What is asked :: Report each line of the data that includes the word "Localizar".

[Start of Excerpted data]

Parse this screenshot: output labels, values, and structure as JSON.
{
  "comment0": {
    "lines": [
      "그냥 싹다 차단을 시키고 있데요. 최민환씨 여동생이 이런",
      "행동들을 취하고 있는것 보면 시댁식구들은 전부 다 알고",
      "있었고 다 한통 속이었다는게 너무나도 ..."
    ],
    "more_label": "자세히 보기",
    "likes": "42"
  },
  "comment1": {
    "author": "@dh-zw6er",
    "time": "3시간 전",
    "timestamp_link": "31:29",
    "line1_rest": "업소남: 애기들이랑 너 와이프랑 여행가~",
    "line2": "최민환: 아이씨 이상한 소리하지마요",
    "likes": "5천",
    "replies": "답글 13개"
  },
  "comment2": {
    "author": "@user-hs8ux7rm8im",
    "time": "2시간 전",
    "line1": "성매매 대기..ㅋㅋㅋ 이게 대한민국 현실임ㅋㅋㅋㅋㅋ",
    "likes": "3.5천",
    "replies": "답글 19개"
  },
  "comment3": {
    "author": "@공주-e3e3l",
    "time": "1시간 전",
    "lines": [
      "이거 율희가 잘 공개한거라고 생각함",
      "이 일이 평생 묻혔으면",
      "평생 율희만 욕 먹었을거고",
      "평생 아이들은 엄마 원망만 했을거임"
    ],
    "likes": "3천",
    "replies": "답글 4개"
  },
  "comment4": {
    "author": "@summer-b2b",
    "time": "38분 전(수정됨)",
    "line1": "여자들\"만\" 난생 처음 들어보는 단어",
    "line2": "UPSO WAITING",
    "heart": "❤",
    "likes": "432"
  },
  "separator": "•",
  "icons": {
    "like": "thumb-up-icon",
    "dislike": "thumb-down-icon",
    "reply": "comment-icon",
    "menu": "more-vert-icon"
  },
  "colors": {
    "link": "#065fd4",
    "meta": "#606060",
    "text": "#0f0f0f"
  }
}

[End of Excerpted data]
[Start of Excerpted data]

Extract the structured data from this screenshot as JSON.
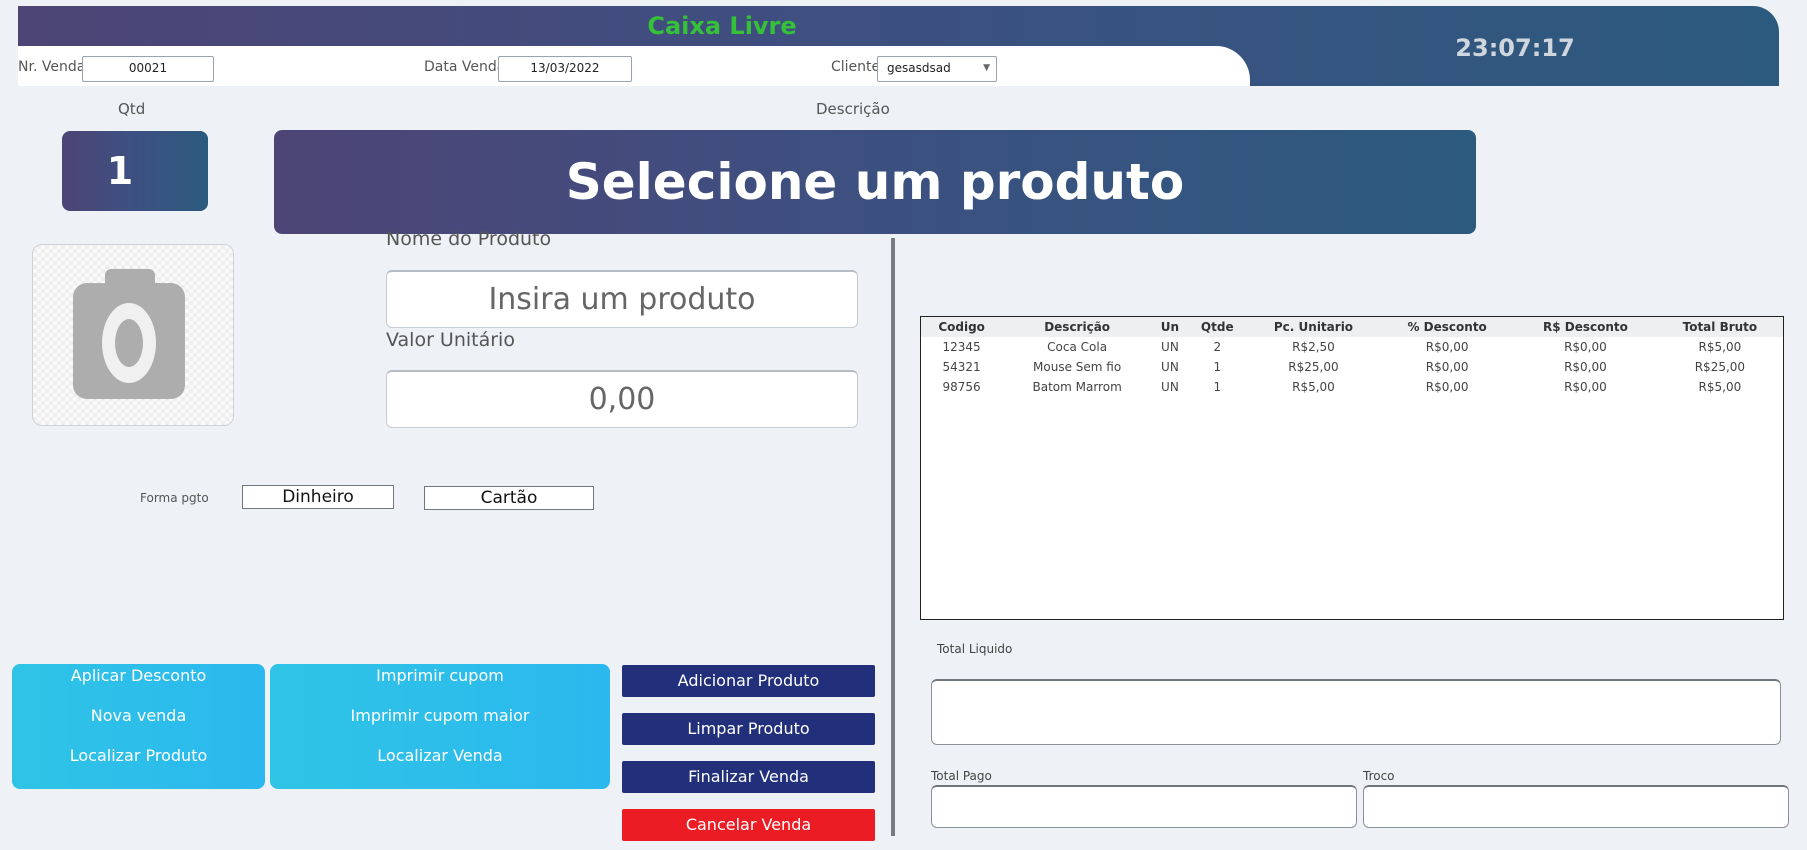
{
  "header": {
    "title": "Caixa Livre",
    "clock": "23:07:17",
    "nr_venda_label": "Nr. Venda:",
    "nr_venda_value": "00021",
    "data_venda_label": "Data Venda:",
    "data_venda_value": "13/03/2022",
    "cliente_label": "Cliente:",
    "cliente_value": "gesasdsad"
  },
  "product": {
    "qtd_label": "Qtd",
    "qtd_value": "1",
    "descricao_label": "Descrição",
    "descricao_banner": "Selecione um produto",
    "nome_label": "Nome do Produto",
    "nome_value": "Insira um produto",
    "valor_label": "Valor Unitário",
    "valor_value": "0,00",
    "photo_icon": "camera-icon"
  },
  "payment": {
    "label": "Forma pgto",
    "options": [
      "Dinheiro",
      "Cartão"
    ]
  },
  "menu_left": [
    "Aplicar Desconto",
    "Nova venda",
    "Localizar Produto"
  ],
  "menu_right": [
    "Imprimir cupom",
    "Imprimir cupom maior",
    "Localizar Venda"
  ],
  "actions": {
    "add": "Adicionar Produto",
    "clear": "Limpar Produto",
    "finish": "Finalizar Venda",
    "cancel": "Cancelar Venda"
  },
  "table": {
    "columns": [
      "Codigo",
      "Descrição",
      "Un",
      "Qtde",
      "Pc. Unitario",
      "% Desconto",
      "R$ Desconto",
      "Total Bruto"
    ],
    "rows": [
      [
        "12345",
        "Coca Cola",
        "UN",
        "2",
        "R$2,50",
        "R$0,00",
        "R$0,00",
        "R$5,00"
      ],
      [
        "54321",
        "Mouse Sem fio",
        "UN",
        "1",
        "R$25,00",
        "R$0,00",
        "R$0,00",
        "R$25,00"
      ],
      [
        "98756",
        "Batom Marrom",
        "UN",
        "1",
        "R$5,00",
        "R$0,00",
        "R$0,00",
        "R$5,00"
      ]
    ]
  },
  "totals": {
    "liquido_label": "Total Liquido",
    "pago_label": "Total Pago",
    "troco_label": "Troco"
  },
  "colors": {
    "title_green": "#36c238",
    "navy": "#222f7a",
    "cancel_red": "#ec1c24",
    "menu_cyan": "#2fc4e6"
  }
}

[End of Excerpted data]

Solved problem ::
    "Localizar Produto"
    "Localizar Venda"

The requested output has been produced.